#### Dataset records
★ ★ ★ ★ ★

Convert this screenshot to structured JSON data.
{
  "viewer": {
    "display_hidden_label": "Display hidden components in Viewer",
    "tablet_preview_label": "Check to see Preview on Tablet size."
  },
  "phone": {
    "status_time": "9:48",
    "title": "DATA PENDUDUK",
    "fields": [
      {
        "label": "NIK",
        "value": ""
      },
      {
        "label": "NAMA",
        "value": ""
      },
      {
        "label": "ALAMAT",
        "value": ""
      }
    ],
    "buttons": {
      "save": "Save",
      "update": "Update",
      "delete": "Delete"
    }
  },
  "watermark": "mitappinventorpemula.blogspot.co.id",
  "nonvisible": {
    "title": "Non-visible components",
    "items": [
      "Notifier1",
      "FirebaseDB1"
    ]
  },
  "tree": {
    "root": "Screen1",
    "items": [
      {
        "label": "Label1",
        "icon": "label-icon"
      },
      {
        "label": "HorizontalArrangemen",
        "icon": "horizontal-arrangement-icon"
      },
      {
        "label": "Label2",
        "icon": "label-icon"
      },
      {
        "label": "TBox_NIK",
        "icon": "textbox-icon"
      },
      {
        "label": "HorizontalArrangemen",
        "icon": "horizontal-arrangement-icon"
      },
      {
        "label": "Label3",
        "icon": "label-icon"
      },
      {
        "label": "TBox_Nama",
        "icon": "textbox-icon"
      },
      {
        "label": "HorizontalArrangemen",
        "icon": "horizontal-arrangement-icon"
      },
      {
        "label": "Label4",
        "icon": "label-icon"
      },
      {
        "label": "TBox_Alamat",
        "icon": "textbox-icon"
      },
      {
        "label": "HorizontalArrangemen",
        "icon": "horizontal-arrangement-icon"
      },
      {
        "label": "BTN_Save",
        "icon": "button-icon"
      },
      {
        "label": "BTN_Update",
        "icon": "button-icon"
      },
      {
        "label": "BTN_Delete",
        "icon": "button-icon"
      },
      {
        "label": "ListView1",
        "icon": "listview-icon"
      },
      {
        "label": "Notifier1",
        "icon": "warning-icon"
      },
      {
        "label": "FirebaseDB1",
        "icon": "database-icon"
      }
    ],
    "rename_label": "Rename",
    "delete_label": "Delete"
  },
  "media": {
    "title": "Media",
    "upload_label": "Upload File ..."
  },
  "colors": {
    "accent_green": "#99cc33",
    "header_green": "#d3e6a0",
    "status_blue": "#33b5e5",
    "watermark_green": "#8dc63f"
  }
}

★ ★ ★ ★ ★

#### Work to be completed
Extract all the entries word for word.

#### Response to this task
Convert this screenshot to structured JSON data.
{
  "viewer": {
    "display_hidden_label": "Display hidden components in Viewer",
    "tablet_preview_label": "Check to see Preview on Tablet size."
  },
  "phone": {
    "status_time": "9:48",
    "title": "DATA PENDUDUK",
    "fields": [
      {
        "label": "NIK",
        "value": ""
      },
      {
        "label": "NAMA",
        "value": ""
      },
      {
        "label": "ALAMAT",
        "value": ""
      }
    ],
    "buttons": {
      "save": "Save",
      "update": "Update",
      "delete": "Delete"
    }
  },
  "watermark": "mitappinventorpemula.blogspot.co.id",
  "nonvisible": {
    "title": "Non-visible components",
    "items": [
      "Notifier1",
      "FirebaseDB1"
    ]
  },
  "tree": {
    "root": "Screen1",
    "items": [
      {
        "label": "Label1",
        "icon": "label-icon"
      },
      {
        "label": "HorizontalArrangemen",
        "icon": "horizontal-arrangement-icon"
      },
      {
        "label": "Label2",
        "icon": "label-icon"
      },
      {
        "label": "TBox_NIK",
        "icon": "textbox-icon"
      },
      {
        "label": "HorizontalArrangemen",
        "icon": "horizontal-arrangement-icon"
      },
      {
        "label": "Label3",
        "icon": "label-icon"
      },
      {
        "label": "TBox_Nama",
        "icon": "textbox-icon"
      },
      {
        "label": "HorizontalArrangemen",
        "icon": "horizontal-arrangement-icon"
      },
      {
        "label": "Label4",
        "icon": "label-icon"
      },
      {
        "label": "TBox_Alamat",
        "icon": "textbox-icon"
      },
      {
        "label": "HorizontalArrangemen",
        "icon": "horizontal-arrangement-icon"
      },
      {
        "label": "BTN_Save",
        "icon": "button-icon"
      },
      {
        "label": "BTN_Update",
        "icon": "button-icon"
      },
      {
        "label": "BTN_Delete",
        "icon": "button-icon"
      },
      {
        "label": "ListView1",
        "icon": "listview-icon"
      },
      {
        "label": "Notifier1",
        "icon": "warning-icon"
      },
      {
        "label": "FirebaseDB1",
        "icon": "database-icon"
      }
    ],
    "rename_label": "Rename",
    "delete_label": "Delete"
  },
  "media": {
    "title": "Media",
    "upload_label": "Upload File ..."
  },
  "colors": {
    "accent_green": "#99cc33",
    "header_green": "#d3e6a0",
    "status_blue": "#33b5e5",
    "watermark_green": "#8dc63f"
  }
}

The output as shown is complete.